:: Goal ::
Locate every line below that contains the word "деятельности" and copy it.

:: Stored data ::
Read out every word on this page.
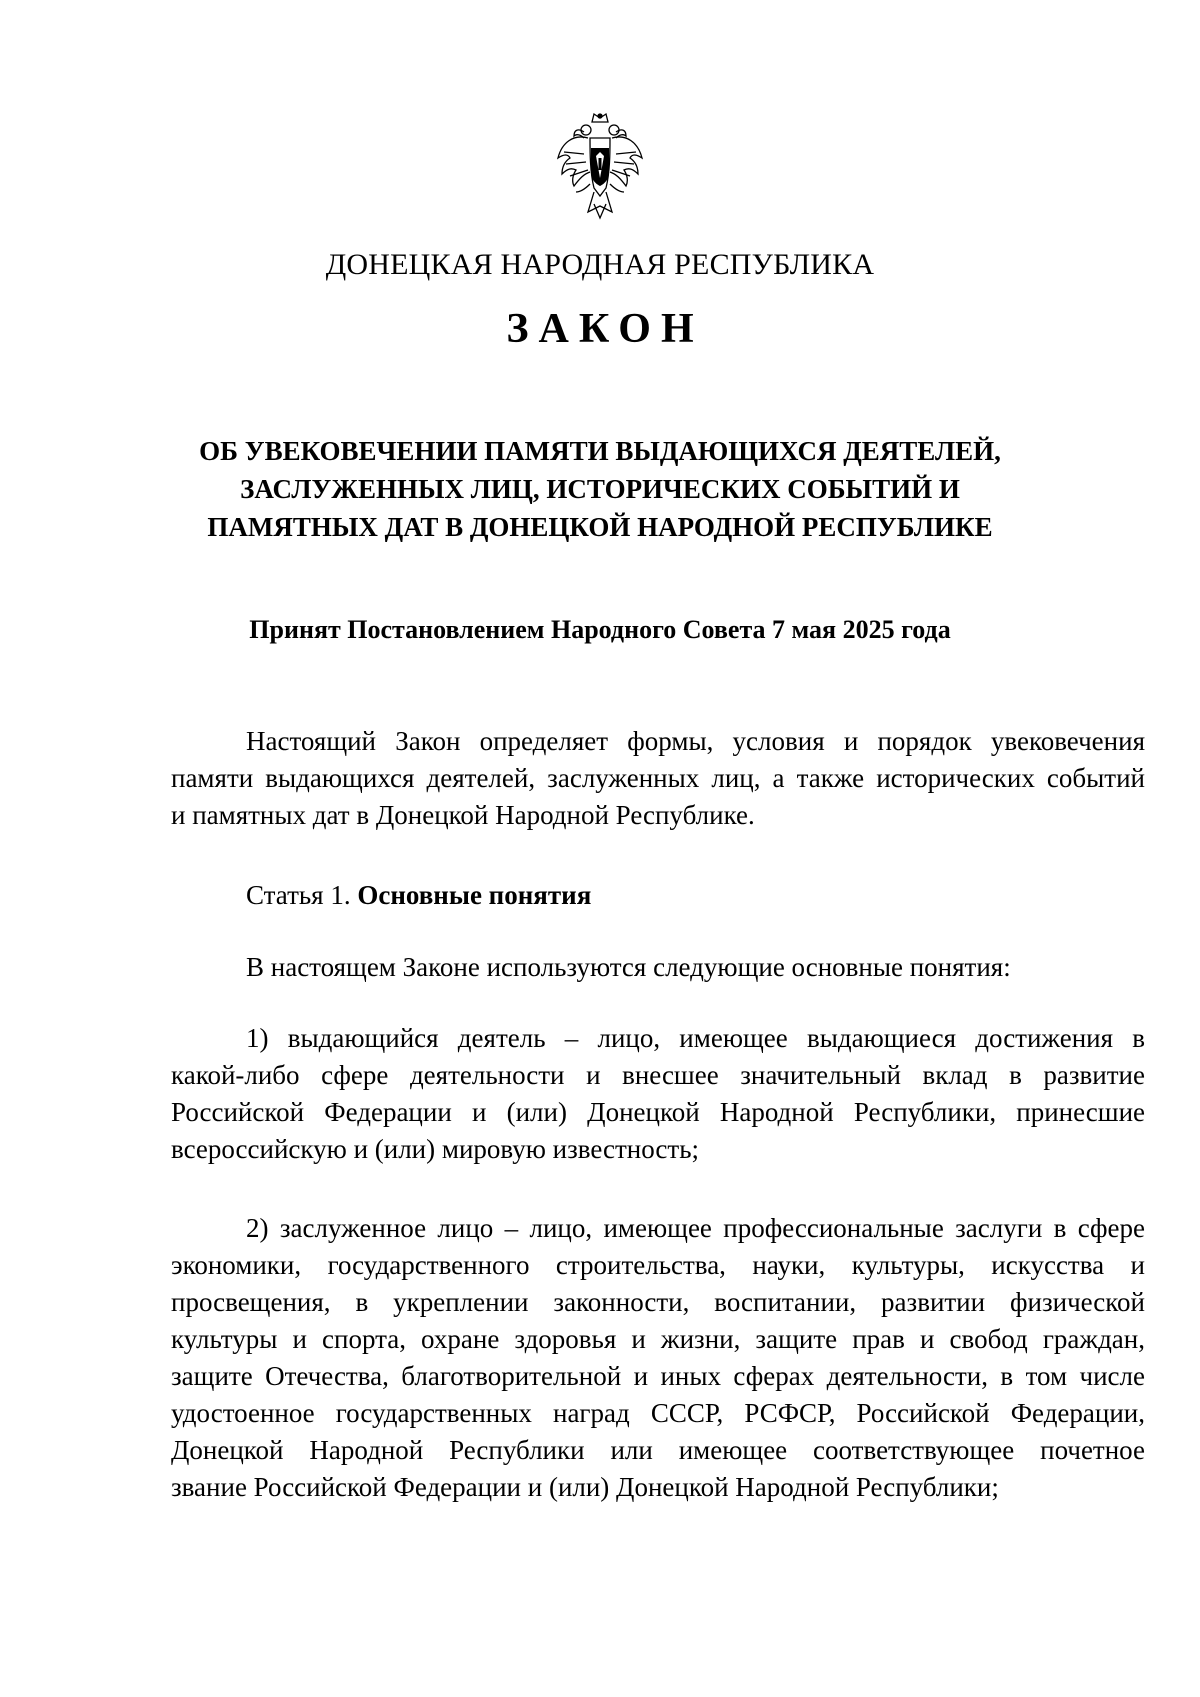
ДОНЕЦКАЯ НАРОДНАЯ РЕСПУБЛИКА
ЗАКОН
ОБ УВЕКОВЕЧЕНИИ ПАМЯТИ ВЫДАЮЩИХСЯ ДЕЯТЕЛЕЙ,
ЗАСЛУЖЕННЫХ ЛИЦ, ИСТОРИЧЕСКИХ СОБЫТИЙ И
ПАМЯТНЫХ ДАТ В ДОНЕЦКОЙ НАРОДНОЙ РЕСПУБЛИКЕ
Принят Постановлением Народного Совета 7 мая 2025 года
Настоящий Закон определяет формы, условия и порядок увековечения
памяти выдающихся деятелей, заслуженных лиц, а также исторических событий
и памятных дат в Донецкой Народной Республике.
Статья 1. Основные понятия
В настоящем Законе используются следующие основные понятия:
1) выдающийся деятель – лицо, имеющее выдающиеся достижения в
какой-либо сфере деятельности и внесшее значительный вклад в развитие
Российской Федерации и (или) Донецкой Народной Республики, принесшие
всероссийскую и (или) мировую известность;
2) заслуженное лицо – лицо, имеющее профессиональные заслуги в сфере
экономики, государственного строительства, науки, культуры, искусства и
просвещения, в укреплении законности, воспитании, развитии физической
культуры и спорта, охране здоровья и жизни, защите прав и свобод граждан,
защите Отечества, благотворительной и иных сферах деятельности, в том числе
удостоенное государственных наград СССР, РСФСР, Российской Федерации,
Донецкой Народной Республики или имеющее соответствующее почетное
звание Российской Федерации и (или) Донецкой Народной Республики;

--

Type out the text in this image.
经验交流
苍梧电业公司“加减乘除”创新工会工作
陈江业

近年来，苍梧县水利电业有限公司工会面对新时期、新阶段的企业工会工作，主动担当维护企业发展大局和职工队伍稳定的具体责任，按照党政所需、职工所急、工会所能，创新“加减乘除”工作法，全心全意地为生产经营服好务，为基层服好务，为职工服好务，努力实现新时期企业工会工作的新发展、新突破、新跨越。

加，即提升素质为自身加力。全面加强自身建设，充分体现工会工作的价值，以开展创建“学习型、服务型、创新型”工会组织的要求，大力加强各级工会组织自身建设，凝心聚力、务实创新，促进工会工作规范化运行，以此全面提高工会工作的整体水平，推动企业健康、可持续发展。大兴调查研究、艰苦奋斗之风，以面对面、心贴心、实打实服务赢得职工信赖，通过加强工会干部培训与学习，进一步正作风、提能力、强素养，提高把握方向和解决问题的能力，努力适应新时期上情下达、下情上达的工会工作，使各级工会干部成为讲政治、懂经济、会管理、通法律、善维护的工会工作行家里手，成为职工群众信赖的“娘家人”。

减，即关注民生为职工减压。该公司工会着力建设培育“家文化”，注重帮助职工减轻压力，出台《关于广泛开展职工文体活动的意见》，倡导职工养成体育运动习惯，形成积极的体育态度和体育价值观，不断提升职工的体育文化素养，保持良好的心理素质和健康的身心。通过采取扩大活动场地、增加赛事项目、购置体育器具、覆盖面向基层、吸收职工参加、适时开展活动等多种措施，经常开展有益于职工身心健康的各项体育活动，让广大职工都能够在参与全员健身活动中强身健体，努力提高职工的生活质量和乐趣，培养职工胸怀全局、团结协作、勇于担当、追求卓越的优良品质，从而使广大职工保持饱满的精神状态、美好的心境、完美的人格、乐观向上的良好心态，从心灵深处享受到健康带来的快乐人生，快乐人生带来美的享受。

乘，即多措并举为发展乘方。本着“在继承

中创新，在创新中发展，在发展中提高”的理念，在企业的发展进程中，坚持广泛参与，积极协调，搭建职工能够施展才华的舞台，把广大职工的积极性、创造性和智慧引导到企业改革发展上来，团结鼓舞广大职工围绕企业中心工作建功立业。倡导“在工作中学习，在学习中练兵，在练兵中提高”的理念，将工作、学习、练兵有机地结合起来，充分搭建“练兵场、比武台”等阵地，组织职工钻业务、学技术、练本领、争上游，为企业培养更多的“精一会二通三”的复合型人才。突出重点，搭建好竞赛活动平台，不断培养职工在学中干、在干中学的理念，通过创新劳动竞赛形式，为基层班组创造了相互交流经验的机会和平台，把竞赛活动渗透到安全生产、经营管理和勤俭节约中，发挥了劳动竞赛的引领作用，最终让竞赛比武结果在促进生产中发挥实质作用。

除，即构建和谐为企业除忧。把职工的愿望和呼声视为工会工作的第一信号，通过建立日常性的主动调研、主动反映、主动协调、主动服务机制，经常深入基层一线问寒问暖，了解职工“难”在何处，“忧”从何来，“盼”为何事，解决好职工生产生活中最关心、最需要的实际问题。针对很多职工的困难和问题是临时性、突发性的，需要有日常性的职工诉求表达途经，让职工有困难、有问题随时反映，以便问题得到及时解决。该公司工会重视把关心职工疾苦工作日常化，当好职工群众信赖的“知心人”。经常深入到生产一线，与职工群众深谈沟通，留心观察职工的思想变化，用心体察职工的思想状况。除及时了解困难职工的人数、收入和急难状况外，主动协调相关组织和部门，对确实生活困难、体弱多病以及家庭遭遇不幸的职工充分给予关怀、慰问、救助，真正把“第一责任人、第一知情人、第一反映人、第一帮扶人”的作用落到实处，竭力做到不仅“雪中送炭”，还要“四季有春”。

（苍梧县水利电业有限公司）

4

--

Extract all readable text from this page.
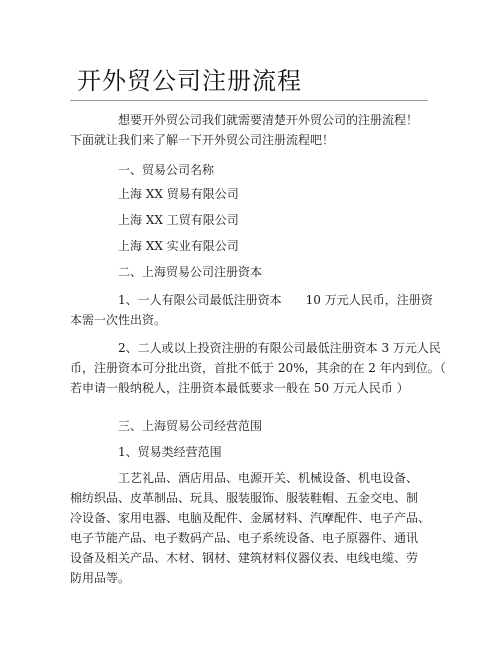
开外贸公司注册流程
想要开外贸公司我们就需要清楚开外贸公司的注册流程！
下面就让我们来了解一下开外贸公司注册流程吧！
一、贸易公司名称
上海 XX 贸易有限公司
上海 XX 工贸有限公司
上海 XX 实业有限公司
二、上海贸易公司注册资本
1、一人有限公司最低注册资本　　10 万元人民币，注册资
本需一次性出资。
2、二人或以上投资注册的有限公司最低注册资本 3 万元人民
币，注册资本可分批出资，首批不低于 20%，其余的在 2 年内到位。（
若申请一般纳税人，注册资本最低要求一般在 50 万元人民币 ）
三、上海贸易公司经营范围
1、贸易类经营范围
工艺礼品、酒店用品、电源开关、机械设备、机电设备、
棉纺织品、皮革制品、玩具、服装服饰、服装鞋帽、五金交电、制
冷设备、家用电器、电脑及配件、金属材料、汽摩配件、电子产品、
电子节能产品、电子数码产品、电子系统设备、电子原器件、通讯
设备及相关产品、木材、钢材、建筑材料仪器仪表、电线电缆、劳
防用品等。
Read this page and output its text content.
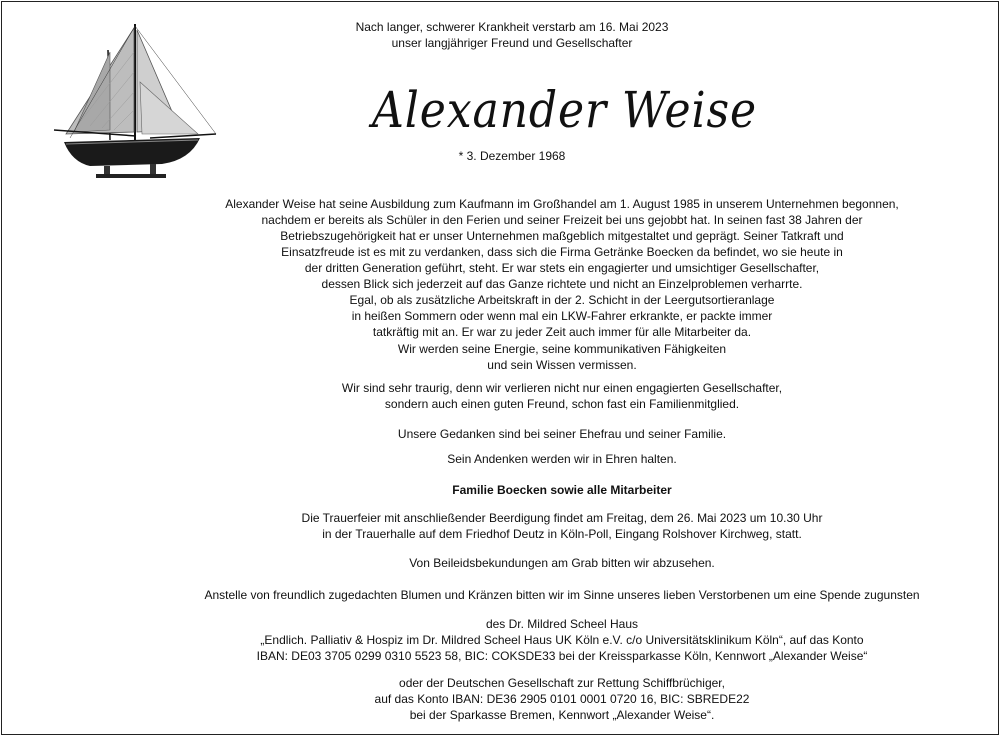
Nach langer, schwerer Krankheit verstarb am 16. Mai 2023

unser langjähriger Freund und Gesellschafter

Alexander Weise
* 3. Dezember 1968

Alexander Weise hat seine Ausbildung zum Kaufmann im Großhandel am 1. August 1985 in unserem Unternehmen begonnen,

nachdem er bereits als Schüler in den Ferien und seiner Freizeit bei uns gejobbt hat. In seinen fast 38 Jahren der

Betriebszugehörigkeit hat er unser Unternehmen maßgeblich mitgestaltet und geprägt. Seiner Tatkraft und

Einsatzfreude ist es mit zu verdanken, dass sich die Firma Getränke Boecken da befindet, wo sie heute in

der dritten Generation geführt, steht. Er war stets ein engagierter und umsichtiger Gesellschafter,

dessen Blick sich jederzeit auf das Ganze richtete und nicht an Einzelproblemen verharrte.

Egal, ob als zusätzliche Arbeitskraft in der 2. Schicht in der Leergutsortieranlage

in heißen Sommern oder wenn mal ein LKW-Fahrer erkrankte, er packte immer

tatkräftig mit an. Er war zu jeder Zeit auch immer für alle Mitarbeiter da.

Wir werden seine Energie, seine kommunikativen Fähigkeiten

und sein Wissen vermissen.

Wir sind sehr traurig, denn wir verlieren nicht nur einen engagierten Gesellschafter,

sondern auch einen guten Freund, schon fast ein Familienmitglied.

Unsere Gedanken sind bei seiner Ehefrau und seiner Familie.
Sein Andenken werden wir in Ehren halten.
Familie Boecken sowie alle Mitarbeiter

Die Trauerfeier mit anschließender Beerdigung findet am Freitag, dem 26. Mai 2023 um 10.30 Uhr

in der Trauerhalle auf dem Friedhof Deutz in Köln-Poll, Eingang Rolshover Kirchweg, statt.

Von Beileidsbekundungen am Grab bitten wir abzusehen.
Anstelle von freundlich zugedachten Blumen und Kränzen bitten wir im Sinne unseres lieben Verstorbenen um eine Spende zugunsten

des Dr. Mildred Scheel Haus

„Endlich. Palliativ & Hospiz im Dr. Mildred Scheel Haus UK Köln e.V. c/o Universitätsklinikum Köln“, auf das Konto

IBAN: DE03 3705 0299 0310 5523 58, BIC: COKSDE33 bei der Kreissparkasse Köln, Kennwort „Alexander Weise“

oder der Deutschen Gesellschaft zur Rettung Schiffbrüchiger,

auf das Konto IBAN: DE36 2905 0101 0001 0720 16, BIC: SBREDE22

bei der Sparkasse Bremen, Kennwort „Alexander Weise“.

:: Exercise solution ::
какой-либо сфере деятельности и внесшее значительный вклад в развитие
защите Отечества, благотворительной и иных сферах деятельности, в том числе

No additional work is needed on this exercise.